Task instructions: Determine how many lines of the records include "sensitivity", and answer with the number alone.

Working data:
§

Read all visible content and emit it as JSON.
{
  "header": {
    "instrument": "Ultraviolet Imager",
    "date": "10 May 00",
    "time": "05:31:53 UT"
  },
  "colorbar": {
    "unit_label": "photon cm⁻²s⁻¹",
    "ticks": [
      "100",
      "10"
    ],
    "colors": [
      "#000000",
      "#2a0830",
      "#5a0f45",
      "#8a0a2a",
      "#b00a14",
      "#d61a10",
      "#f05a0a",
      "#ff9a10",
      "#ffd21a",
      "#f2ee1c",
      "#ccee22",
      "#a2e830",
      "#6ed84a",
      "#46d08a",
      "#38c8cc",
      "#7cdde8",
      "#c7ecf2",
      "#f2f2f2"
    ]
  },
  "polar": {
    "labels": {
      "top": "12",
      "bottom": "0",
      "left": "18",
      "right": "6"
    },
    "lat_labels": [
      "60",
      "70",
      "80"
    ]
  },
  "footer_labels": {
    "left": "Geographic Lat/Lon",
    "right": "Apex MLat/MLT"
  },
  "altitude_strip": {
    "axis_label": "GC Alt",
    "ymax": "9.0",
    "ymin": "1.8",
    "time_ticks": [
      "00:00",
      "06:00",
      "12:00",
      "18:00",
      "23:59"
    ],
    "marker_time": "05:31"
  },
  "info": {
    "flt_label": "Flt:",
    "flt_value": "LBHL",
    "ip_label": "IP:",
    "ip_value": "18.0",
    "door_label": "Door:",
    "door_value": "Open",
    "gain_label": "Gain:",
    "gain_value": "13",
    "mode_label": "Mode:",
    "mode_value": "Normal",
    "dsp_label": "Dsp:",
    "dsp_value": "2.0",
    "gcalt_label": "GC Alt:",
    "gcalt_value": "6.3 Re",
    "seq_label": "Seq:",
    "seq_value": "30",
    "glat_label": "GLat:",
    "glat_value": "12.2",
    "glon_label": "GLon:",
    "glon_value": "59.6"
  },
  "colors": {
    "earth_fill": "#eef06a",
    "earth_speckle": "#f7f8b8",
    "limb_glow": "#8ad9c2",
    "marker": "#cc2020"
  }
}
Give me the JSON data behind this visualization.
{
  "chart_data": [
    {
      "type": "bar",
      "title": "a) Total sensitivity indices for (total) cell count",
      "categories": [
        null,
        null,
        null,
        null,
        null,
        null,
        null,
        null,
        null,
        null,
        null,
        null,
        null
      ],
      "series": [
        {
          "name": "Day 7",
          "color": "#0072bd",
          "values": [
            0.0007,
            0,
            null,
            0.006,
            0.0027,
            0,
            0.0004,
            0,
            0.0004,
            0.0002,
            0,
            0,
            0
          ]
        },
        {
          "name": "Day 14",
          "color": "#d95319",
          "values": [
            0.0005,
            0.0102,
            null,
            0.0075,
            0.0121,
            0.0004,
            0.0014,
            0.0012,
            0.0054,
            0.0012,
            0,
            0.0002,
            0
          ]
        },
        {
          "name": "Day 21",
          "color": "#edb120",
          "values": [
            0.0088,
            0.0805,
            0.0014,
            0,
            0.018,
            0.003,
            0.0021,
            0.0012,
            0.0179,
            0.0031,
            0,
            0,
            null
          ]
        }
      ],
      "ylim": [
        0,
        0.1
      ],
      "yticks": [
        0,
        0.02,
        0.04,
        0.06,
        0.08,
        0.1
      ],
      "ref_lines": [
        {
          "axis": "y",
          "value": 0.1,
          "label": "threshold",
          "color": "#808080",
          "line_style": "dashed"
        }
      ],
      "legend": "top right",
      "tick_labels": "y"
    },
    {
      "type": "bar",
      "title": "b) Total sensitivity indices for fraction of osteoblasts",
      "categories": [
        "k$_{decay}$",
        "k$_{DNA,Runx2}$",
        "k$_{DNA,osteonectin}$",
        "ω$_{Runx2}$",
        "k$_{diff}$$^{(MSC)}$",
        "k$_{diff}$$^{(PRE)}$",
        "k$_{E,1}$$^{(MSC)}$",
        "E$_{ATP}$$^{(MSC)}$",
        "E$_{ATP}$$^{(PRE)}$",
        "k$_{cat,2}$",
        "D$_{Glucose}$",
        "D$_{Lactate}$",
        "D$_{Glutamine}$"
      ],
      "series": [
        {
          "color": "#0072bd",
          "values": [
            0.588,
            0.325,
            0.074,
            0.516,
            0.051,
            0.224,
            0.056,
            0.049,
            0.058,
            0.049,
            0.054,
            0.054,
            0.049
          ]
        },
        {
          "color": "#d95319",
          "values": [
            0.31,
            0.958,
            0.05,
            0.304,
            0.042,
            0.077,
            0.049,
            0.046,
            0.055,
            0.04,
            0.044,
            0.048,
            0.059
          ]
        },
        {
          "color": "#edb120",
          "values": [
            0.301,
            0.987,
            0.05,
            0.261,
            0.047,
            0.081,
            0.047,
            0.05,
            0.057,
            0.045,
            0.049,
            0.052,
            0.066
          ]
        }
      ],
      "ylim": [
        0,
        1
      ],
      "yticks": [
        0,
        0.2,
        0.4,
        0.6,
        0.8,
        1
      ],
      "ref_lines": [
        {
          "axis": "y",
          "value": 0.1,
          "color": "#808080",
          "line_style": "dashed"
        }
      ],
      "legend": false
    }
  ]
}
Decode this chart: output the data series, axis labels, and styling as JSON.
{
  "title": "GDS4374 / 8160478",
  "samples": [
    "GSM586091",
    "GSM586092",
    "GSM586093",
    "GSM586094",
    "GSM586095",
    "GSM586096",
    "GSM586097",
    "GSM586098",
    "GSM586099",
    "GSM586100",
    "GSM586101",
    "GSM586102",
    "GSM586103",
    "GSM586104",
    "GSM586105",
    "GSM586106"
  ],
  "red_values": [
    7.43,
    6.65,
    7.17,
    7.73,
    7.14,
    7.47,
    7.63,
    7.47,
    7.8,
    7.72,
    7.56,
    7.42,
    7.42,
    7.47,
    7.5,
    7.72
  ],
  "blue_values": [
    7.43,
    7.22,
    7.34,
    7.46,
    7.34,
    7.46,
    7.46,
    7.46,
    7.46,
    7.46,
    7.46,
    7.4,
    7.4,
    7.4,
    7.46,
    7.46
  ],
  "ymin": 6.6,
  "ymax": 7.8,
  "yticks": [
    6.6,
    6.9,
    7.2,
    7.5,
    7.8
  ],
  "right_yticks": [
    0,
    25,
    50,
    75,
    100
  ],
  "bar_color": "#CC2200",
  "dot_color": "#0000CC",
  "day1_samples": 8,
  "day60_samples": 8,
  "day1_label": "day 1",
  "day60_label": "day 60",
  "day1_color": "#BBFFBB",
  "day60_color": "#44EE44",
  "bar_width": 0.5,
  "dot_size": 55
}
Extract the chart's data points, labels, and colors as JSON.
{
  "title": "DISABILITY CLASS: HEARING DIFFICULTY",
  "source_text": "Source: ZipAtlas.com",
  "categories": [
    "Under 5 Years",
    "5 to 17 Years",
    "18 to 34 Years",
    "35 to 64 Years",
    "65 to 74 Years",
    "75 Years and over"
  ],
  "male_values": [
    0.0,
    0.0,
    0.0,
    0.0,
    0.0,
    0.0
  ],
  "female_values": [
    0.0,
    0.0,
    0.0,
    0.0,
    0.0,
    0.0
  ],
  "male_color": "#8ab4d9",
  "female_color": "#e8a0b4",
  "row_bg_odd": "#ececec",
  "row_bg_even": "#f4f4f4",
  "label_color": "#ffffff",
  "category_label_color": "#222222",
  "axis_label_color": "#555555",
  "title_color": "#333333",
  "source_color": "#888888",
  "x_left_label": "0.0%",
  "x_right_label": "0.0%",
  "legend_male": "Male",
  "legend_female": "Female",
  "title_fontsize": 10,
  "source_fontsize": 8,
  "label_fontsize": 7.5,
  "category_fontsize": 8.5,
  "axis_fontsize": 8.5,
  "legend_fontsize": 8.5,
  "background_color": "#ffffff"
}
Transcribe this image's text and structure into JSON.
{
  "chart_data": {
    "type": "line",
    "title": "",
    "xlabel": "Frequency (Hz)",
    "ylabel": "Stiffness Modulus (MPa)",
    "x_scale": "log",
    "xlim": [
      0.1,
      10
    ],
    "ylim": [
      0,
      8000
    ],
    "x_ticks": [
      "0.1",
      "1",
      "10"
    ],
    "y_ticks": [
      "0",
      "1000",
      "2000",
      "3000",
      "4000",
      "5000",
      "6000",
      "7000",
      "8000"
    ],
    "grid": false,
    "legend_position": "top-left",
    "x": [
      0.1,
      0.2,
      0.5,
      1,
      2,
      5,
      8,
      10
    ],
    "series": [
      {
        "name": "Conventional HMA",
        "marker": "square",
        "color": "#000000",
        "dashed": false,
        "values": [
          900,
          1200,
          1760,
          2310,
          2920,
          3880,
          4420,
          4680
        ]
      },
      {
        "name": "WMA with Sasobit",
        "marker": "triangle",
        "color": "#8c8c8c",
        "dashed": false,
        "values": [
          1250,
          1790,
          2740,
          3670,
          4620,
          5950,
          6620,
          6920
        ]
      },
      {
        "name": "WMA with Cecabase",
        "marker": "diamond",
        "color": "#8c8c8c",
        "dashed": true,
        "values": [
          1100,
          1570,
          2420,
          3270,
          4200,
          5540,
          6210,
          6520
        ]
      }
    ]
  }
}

§

Solution for this exercise: 2